**Your instructions:** Reproduce every line from the items below verbatim, without changing anything.

**Entries shown:**

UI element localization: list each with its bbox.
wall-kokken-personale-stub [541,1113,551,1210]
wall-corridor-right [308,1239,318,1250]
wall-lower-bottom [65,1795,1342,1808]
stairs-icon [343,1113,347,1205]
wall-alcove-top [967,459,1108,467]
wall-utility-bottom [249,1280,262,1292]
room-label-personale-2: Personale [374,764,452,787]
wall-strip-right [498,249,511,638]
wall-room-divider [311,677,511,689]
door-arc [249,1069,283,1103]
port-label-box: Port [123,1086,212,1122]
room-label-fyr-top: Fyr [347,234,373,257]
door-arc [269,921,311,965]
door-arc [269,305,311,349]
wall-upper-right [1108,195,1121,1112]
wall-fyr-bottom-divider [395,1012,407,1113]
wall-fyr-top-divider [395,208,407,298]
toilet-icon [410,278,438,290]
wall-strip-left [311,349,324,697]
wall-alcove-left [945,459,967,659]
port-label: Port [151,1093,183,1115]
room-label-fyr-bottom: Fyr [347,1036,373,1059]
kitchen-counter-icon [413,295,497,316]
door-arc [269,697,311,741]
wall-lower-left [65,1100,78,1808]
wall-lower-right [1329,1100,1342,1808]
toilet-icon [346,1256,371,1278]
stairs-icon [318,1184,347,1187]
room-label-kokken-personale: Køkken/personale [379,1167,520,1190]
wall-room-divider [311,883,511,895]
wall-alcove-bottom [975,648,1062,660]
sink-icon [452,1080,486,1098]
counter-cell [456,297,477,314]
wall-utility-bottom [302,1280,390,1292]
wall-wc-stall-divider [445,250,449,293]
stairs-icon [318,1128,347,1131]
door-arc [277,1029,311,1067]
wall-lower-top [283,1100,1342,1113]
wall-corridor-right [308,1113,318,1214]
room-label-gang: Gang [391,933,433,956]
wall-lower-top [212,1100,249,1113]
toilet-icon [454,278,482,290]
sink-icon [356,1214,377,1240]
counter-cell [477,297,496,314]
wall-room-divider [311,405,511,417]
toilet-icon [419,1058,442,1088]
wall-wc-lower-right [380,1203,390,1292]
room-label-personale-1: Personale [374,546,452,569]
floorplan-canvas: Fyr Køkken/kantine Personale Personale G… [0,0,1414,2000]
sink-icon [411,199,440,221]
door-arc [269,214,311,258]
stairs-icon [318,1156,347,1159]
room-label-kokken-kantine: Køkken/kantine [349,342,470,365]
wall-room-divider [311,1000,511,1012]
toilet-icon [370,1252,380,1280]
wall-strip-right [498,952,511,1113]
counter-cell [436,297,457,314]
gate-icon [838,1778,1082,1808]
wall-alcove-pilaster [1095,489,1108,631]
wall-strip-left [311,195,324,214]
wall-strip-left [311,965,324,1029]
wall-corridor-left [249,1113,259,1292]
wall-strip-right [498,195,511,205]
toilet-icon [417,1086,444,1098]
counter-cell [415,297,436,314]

**The answer:**
UI element localization: list each with its bbox.
wall-kokken-personale-stub [541,1113,551,1210]
wall-corridor-right [308,1239,318,1250]
wall-lower-bottom [65,1795,1342,1808]
stairs-icon [343,1113,347,1205]
wall-alcove-top [967,459,1108,467]
wall-utility-bottom [249,1280,262,1292]
room-label-personale-2: Personale [374,764,452,787]
wall-strip-right [498,249,511,638]
wall-room-divider [311,677,511,689]
door-arc [249,1069,283,1103]
port-label-box: Port [123,1086,212,1122]
room-label-fyr-top: Fyr [347,234,373,257]
door-arc [269,921,311,965]
door-arc [269,305,311,349]
wall-upper-right [1108,195,1121,1112]
wall-fyr-bottom-divider [395,1012,407,1113]
wall-fyr-top-divider [395,208,407,298]
toilet-icon [410,278,438,290]
wall-strip-left [311,349,324,697]
wall-alcove-left [945,459,967,659]
port-label: Port [151,1093,183,1115]
room-label-fyr-bottom: Fyr [347,1036,373,1059]
kitchen-counter-icon [413,295,497,316]
door-arc [269,697,311,741]
wall-lower-left [65,1100,78,1808]
wall-lower-right [1329,1100,1342,1808]
toilet-icon [346,1256,371,1278]
stairs-icon [318,1184,347,1187]
room-label-kokken-personale: Køkken/personale [379,1167,520,1190]
wall-room-divider [311,883,511,895]
wall-alcove-bottom [975,648,1062,660]
sink-icon [452,1080,486,1098]
counter-cell [456,297,477,314]
wall-utility-bottom [302,1280,390,1292]
wall-wc-stall-divider [445,250,449,293]
stairs-icon [318,1128,347,1131]
door-arc [277,1029,311,1067]
wall-lower-top [283,1100,1342,1113]
wall-corridor-right [308,1113,318,1214]
room-label-gang: Gang [391,933,433,956]
wall-lower-top [212,1100,249,1113]
toilet-icon [454,278,482,290]
sink-icon [356,1214,377,1240]
counter-cell [477,297,496,314]
wall-room-divider [311,405,511,417]
toilet-icon [419,1058,442,1088]
wall-wc-lower-right [380,1203,390,1292]
room-label-personale-1: Personale [374,546,452,569]
floorplan-canvas: Fyr Køkken/kantine Personale Personale G… [0,0,1414,2000]
sink-icon [411,199,440,221]
door-arc [269,214,311,258]
stairs-icon [318,1156,347,1159]
room-label-kokken-kantine: Køkken/kantine [349,342,470,365]
wall-room-divider [311,1000,511,1012]
toilet-icon [370,1252,380,1280]
wall-strip-right [498,952,511,1113]
counter-cell [436,297,457,314]
gate-icon [838,1778,1082,1808]
wall-alcove-pilaster [1095,489,1108,631]
wall-strip-left [311,195,324,214]
wall-strip-left [311,965,324,1029]
wall-corridor-left [249,1113,259,1292]
wall-strip-right [498,195,511,205]
toilet-icon [417,1086,444,1098]
counter-cell [415,297,436,314]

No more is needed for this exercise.